Requirements → Output the entries word for word. Omit images.

Extracted information →
►
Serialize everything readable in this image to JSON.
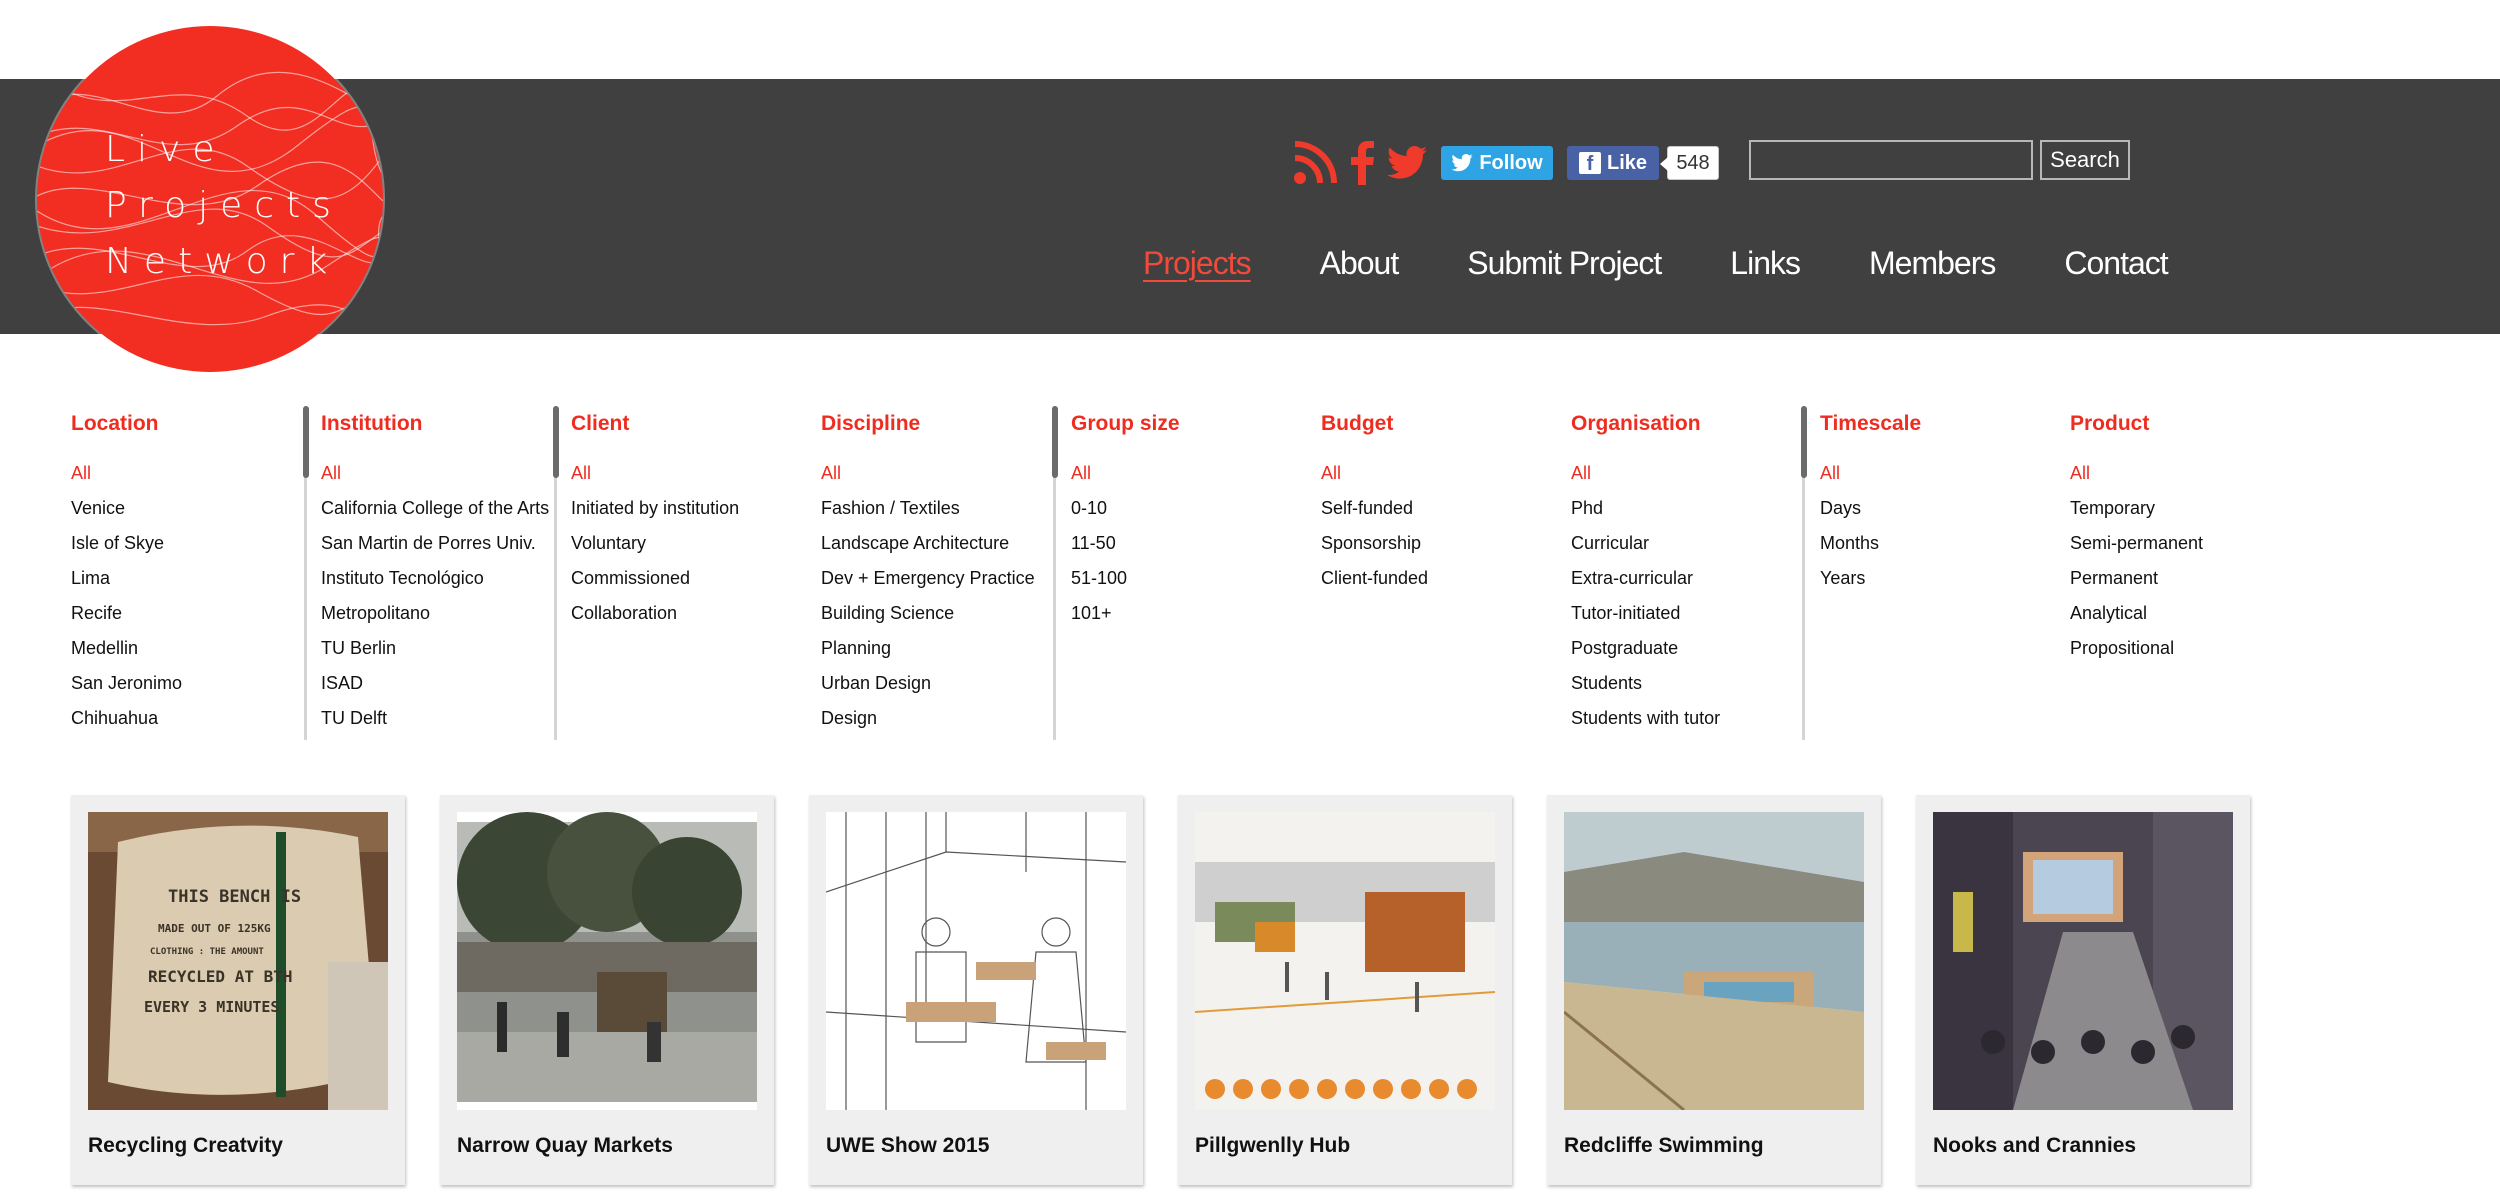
{
  "logo": {
    "lines": [
      "Live",
      "Projects",
      "Network"
    ],
    "color": "#f22e22"
  },
  "social": {
    "icons": [
      "rss-icon",
      "facebook-icon",
      "twitter-icon"
    ],
    "follow_label": "Follow",
    "like_label": "Like",
    "like_count": "548"
  },
  "search": {
    "placeholder": "",
    "button_label": "Search"
  },
  "nav": [
    {
      "label": "Projects",
      "active": true
    },
    {
      "label": "About"
    },
    {
      "label": "Submit Project"
    },
    {
      "label": "Links"
    },
    {
      "label": "Members"
    },
    {
      "label": "Contact"
    }
  ],
  "filters": [
    {
      "title": "Location",
      "items": [
        "All",
        "Venice",
        "Isle of Skye",
        "Lima",
        "Recife",
        "Medellin",
        "San Jeronimo",
        "Chihuahua"
      ]
    },
    {
      "title": "Institution",
      "items": [
        "All",
        "California College of the Arts",
        "San Martin de Porres Univ.",
        "Instituto Tecnológico",
        "Metropolitano",
        "TU Berlin",
        "ISAD",
        "TU Delft"
      ]
    },
    {
      "title": "Client",
      "items": [
        "All",
        "Initiated by institution",
        "Voluntary",
        "Commissioned",
        "Collaboration"
      ]
    },
    {
      "title": "Discipline",
      "items": [
        "All",
        "Fashion / Textiles",
        "Landscape Architecture",
        "Dev + Emergency Practice",
        "Building Science",
        "Planning",
        "Urban Design",
        "Design"
      ]
    },
    {
      "title": "Group size",
      "items": [
        "All",
        "0-10",
        "11-50",
        "51-100",
        "101+"
      ]
    },
    {
      "title": "Budget",
      "items": [
        "All",
        "Self-funded",
        "Sponsorship",
        "Client-funded"
      ]
    },
    {
      "title": "Organisation",
      "items": [
        "All",
        "Phd",
        "Curricular",
        "Extra-curricular",
        "Tutor-initiated",
        "Postgraduate",
        "Students",
        "Students with tutor"
      ]
    },
    {
      "title": "Timescale",
      "items": [
        "All",
        "Days",
        "Months",
        "Years"
      ]
    },
    {
      "title": "Product",
      "items": [
        "All",
        "Temporary",
        "Semi-permanent",
        "Permanent",
        "Analytical",
        "Propositional"
      ]
    }
  ],
  "projects": [
    {
      "title": "Recycling Creatvity",
      "image_text": [
        "THIS BENCH IS",
        "MADE OUT OF 125KG",
        "CLOTHING : THE AMOUNT",
        "RECYCLED AT BTH",
        "EVERY 3 MINUTES"
      ]
    },
    {
      "title": "Narrow Quay Markets"
    },
    {
      "title": "UWE Show 2015"
    },
    {
      "title": "Pillgwenlly Hub"
    },
    {
      "title": "Redcliffe Swimming"
    },
    {
      "title": "Nooks and Crannies"
    }
  ],
  "colors": {
    "accent": "#ee2d20",
    "header_bg": "#404040",
    "card_bg": "#efefef",
    "twitter": "#2ea4e4",
    "facebook": "#4962a6"
  }
}
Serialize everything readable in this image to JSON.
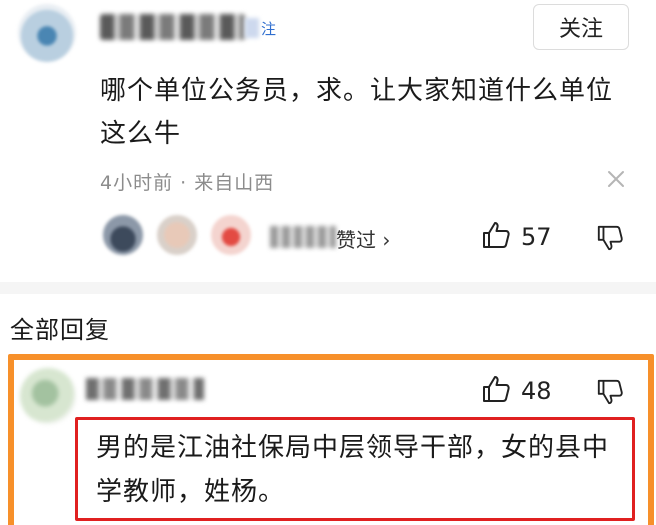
{
  "comment": {
    "author_badge": "注",
    "follow_label": "关注",
    "text": "哪个单位公务员，求。让大家知道什么单位这么牛",
    "meta": "4小时前 · 来自山西",
    "likers_text": "赞过 ›",
    "like_count": "57"
  },
  "replies_section": {
    "title": "全部回复"
  },
  "reply": {
    "like_count": "48",
    "text": "男的是江油社保局中层领导干部，女的县中学教师，姓杨。"
  },
  "colors": {
    "highlight_orange": "#f7902a",
    "highlight_red": "#e02020",
    "badge_blue": "#2f6ecf"
  }
}
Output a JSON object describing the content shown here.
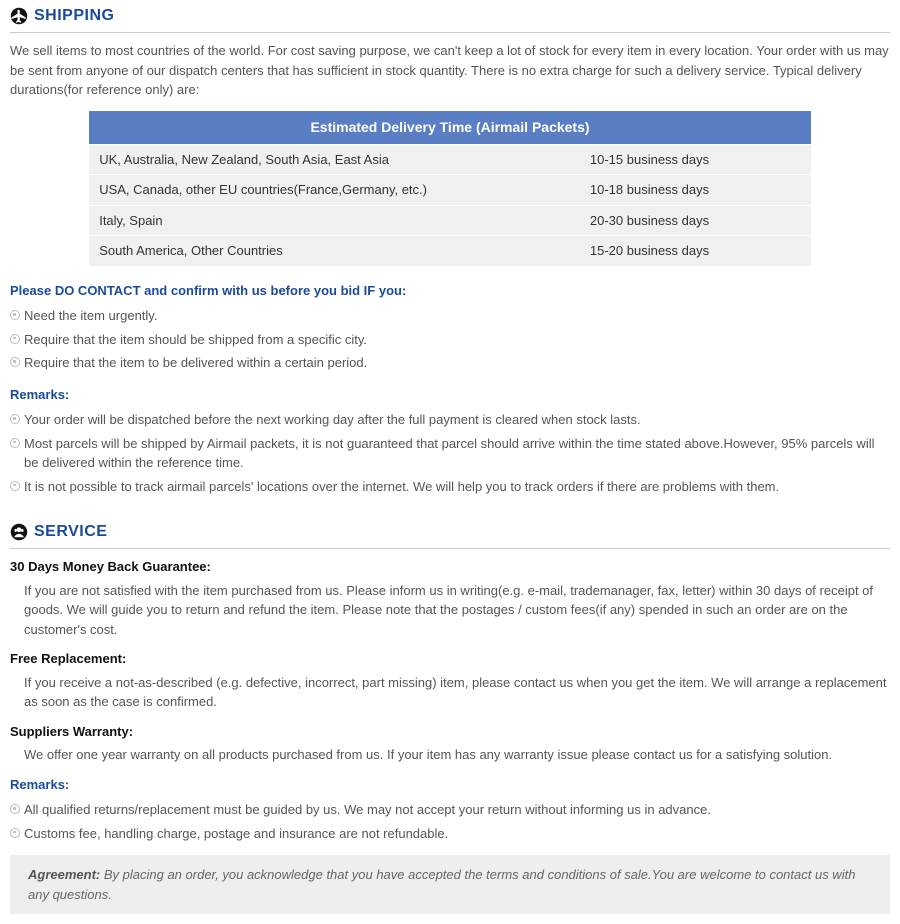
{
  "shipping": {
    "heading": "SHIPPING",
    "intro": "We sell items to most countries of the world. For cost saving purpose, we can't keep a lot of stock for every item in every location. Your order with us may be sent from anyone of our dispatch centers that has sufficient in stock quantity. There is no extra charge for such a delivery service. Typical delivery durations(for reference only) are:",
    "table": {
      "header": "Estimated Delivery Time (Airmail Packets)",
      "rows": [
        {
          "region": "UK, Australia, New Zealand, South Asia, East Asia",
          "time": "10-15 business days"
        },
        {
          "region": "USA, Canada, other EU countries(France,Germany, etc.)",
          "time": "10-18 business days"
        },
        {
          "region": "Italy, Spain",
          "time": "20-30 business days"
        },
        {
          "region": "South America, Other Countries",
          "time": "15-20 business days"
        }
      ]
    },
    "contact_heading": "Please DO CONTACT and confirm with us before you bid IF you:",
    "contact_bullets": [
      "Need the item urgently.",
      "Require that the item should be shipped from a specific city.",
      "Require that the item to be delivered within a certain period."
    ],
    "remarks_heading": "Remarks:",
    "remarks_bullets": [
      "Your order will be dispatched before the next working day after the full payment is cleared when stock lasts.",
      "Most parcels will be shipped by Airmail packets, it is not guaranteed that parcel should arrive within the time stated above.However, 95% parcels will be delivered within the reference time.",
      "It is not possible to track airmail parcels' locations over the internet. We will help you to track orders if there are problems with them."
    ]
  },
  "service": {
    "heading": "SERVICE",
    "money_back_heading": "30 Days Money Back Guarantee:",
    "money_back_text": "If you are not satisfied with the item purchased from us. Please inform us in writing(e.g. e-mail, trademanager, fax, letter) within 30 days of receipt of goods. We will guide you to return and refund the item. Please note that the postages / custom fees(if any) spended in such an order are on the customer's cost.",
    "replacement_heading": "Free Replacement:",
    "replacement_text": "If you receive a not-as-described (e.g. defective, incorrect, part missing) item, please contact us when you get the item. We will arrange a replacement as soon as the case is confirmed.",
    "warranty_heading": "Suppliers Warranty:",
    "warranty_text": "We offer one year warranty on all products purchased from us. If your item has any warranty issue please contact us for a satisfying solution.",
    "remarks_heading": "Remarks:",
    "remarks_bullets": [
      "All qualified returns/replacement must be guided by us. We may not accept your return without informing us in advance.",
      "Customs fee, handling charge, postage and insurance are not refundable."
    ]
  },
  "agreement": {
    "label": "Agreement:",
    "text": " By placing an order, you acknowledge that you have accepted the terms and conditions of sale.You are welcome to contact us with any questions."
  }
}
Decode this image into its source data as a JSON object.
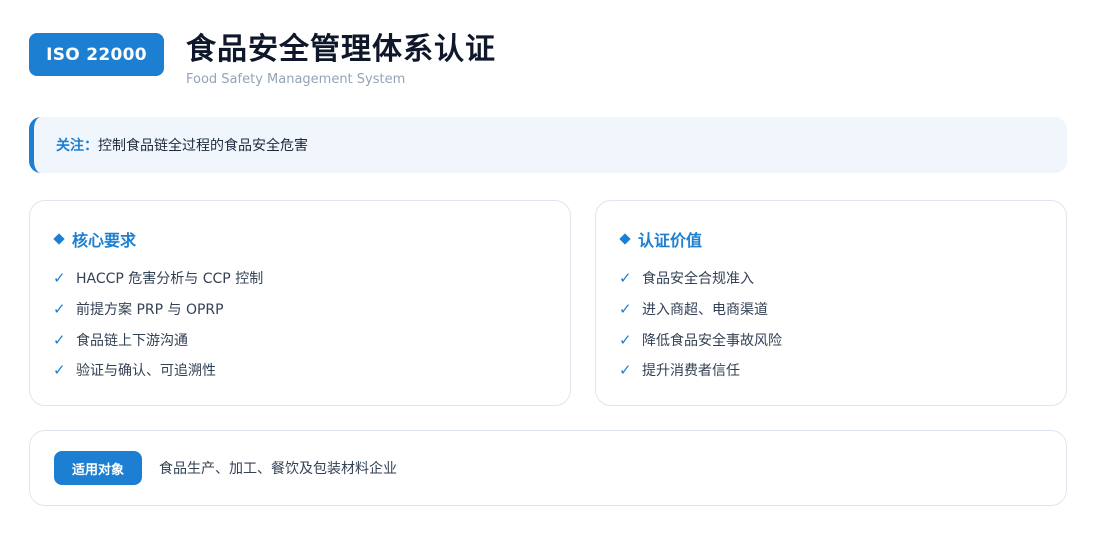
{
  "header": {
    "badge": "ISO 22000",
    "title": "食品安全管理体系认证",
    "subtitle": "Food Safety Management System"
  },
  "focus": {
    "label": "关注：",
    "text": "控制食品链全过程的食品安全危害"
  },
  "requirements": {
    "heading": "核心要求",
    "items": [
      "HACCP 危害分析与 CCP 控制",
      "前提方案 PRP 与 OPRP",
      "食品链上下游沟通",
      "验证与确认、可追溯性"
    ]
  },
  "value": {
    "heading": "认证价值",
    "items": [
      "食品安全合规准入",
      "进入商超、电商渠道",
      "降低食品安全事故风险",
      "提升消费者信任"
    ]
  },
  "scope": {
    "tag": "适用对象",
    "text": "食品生产、加工、餐饮及包装材料企业"
  },
  "icons": {
    "check": "✓",
    "diamond": "diamond-icon"
  },
  "colors": {
    "accent": "#1d7fd1",
    "title": "#0f172a",
    "focus_bg": "#f1f6fd"
  }
}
◄
Finished exercise →
Serialize everything readable in this image to JSON.
{
  "logo": {
    "lines": [
      "Live",
      "Projects",
      "Network"
    ],
    "color": "#f22e22"
  },
  "social": {
    "icons": [
      "rss-icon",
      "facebook-icon",
      "twitter-icon"
    ],
    "follow_label": "Follow",
    "like_label": "Like",
    "like_count": "548"
  },
  "search": {
    "placeholder": "",
    "button_label": "Search"
  },
  "nav": [
    {
      "label": "Projects",
      "active": true
    },
    {
      "label": "About"
    },
    {
      "label": "Submit Project"
    },
    {
      "label": "Links"
    },
    {
      "label": "Members"
    },
    {
      "label": "Contact"
    }
  ],
  "filters": [
    {
      "title": "Location",
      "items": [
        "All",
        "Venice",
        "Isle of Skye",
        "Lima",
        "Recife",
        "Medellin",
        "San Jeronimo",
        "Chihuahua"
      ]
    },
    {
      "title": "Institution",
      "items": [
        "All",
        "California College of the Arts",
        "San Martin de Porres Univ.",
        "Instituto Tecnológico",
        "Metropolitano",
        "TU Berlin",
        "ISAD",
        "TU Delft"
      ]
    },
    {
      "title": "Client",
      "items": [
        "All",
        "Initiated by institution",
        "Voluntary",
        "Commissioned",
        "Collaboration"
      ]
    },
    {
      "title": "Discipline",
      "items": [
        "All",
        "Fashion / Textiles",
        "Landscape Architecture",
        "Dev + Emergency Practice",
        "Building Science",
        "Planning",
        "Urban Design",
        "Design"
      ]
    },
    {
      "title": "Group size",
      "items": [
        "All",
        "0-10",
        "11-50",
        "51-100",
        "101+"
      ]
    },
    {
      "title": "Budget",
      "items": [
        "All",
        "Self-funded",
        "Sponsorship",
        "Client-funded"
      ]
    },
    {
      "title": "Organisation",
      "items": [
        "All",
        "Phd",
        "Curricular",
        "Extra-curricular",
        "Tutor-initiated",
        "Postgraduate",
        "Students",
        "Students with tutor"
      ]
    },
    {
      "title": "Timescale",
      "items": [
        "All",
        "Days",
        "Months",
        "Years"
      ]
    },
    {
      "title": "Product",
      "items": [
        "All",
        "Temporary",
        "Semi-permanent",
        "Permanent",
        "Analytical",
        "Propositional"
      ]
    }
  ],
  "projects": [
    {
      "title": "Recycling Creatvity",
      "image_text": [
        "THIS BENCH IS",
        "MADE OUT OF 125KG",
        "CLOTHING : THE AMOUNT",
        "RECYCLED AT BTH",
        "EVERY 3 MINUTES"
      ]
    },
    {
      "title": "Narrow Quay Markets"
    },
    {
      "title": "UWE Show 2015"
    },
    {
      "title": "Pillgwenlly Hub"
    },
    {
      "title": "Redcliffe Swimming"
    },
    {
      "title": "Nooks and Crannies"
    }
  ],
  "colors": {
    "accent": "#ee2d20",
    "header_bg": "#404040",
    "card_bg": "#efefef",
    "twitter": "#2ea4e4",
    "facebook": "#4962a6"
  }
}
Serialize everything readable in this image to JSON.
{
  "comment": {
    "author_badge": "注",
    "follow_label": "关注",
    "text": "哪个单位公务员，求。让大家知道什么单位这么牛",
    "meta": "4小时前 · 来自山西",
    "likers_text": "赞过 ›",
    "like_count": "57"
  },
  "replies_section": {
    "title": "全部回复"
  },
  "reply": {
    "like_count": "48",
    "text": "男的是江油社保局中层领导干部，女的县中学教师，姓杨。"
  },
  "colors": {
    "highlight_orange": "#f7902a",
    "highlight_red": "#e02020",
    "badge_blue": "#2f6ecf"
  }
}
Output a JSON object describing the content shown here.
{
  "shipping": {
    "heading": "SHIPPING",
    "intro": "We sell items to most countries of the world. For cost saving purpose, we can't keep a lot of stock for every item in every location. Your order with us may be sent from anyone of our dispatch centers that has sufficient in stock quantity. There is no extra charge for such a delivery service. Typical delivery durations(for reference only) are:",
    "table": {
      "header": "Estimated Delivery Time (Airmail Packets)",
      "rows": [
        {
          "region": "UK, Australia, New Zealand, South Asia, East Asia",
          "time": "10-15 business days"
        },
        {
          "region": "USA, Canada, other EU countries(France,Germany, etc.)",
          "time": "10-18 business days"
        },
        {
          "region": "Italy, Spain",
          "time": "20-30 business days"
        },
        {
          "region": "South America, Other Countries",
          "time": "15-20 business days"
        }
      ]
    },
    "contact_heading": "Please DO CONTACT and confirm with us before you bid IF you:",
    "contact_bullets": [
      "Need the item urgently.",
      "Require that the item should be shipped from a specific city.",
      "Require that the item to be delivered within a certain period."
    ],
    "remarks_heading": "Remarks:",
    "remarks_bullets": [
      "Your order will be dispatched before the next working day after the full payment is cleared when stock lasts.",
      "Most parcels will be shipped by Airmail packets, it is not guaranteed that parcel should arrive within the time stated above.However, 95% parcels will be delivered within the reference time.",
      "It is not possible to track airmail parcels' locations over the internet. We will help you to track orders if there are problems with them."
    ]
  },
  "service": {
    "heading": "SERVICE",
    "money_back_heading": "30 Days Money Back Guarantee:",
    "money_back_text": "If you are not satisfied with the item purchased from us. Please inform us in writing(e.g. e-mail, trademanager, fax, letter) within 30 days of receipt of goods. We will guide you to return and refund the item. Please note that the postages / custom fees(if any) spended in such an order are on the customer's cost.",
    "replacement_heading": "Free Replacement:",
    "replacement_text": "If you receive a not-as-described (e.g. defective, incorrect, part missing) item, please contact us when you get the item. We will arrange a replacement as soon as the case is confirmed.",
    "warranty_heading": "Suppliers Warranty:",
    "warranty_text": "We offer one year warranty on all products purchased from us. If your item has any warranty issue please contact us for a satisfying solution.",
    "remarks_heading": "Remarks:",
    "remarks_bullets": [
      "All qualified returns/replacement must be guided by us. We may not accept your return without informing us in advance.",
      "Customs fee, handling charge, postage and insurance are not refundable."
    ]
  },
  "agreement": {
    "label": "Agreement:",
    "text": " By placing an order, you acknowledge that you have accepted the terms and conditions of sale.You are welcome to contact us with any questions."
  }
}
Decode this image into its source data as a JSON object.
{
  "header": {
    "badge": "ISO 22000",
    "title": "食品安全管理体系认证",
    "subtitle": "Food Safety Management System"
  },
  "focus": {
    "label": "关注：",
    "text": "控制食品链全过程的食品安全危害"
  },
  "requirements": {
    "heading": "核心要求",
    "items": [
      "HACCP 危害分析与 CCP 控制",
      "前提方案 PRP 与 OPRP",
      "食品链上下游沟通",
      "验证与确认、可追溯性"
    ]
  },
  "value": {
    "heading": "认证价值",
    "items": [
      "食品安全合规准入",
      "进入商超、电商渠道",
      "降低食品安全事故风险",
      "提升消费者信任"
    ]
  },
  "scope": {
    "tag": "适用对象",
    "text": "食品生产、加工、餐饮及包装材料企业"
  },
  "icons": {
    "check": "✓",
    "diamond": "diamond-icon"
  },
  "colors": {
    "accent": "#1d7fd1",
    "title": "#0f172a",
    "focus_bg": "#f1f6fd"
  }
}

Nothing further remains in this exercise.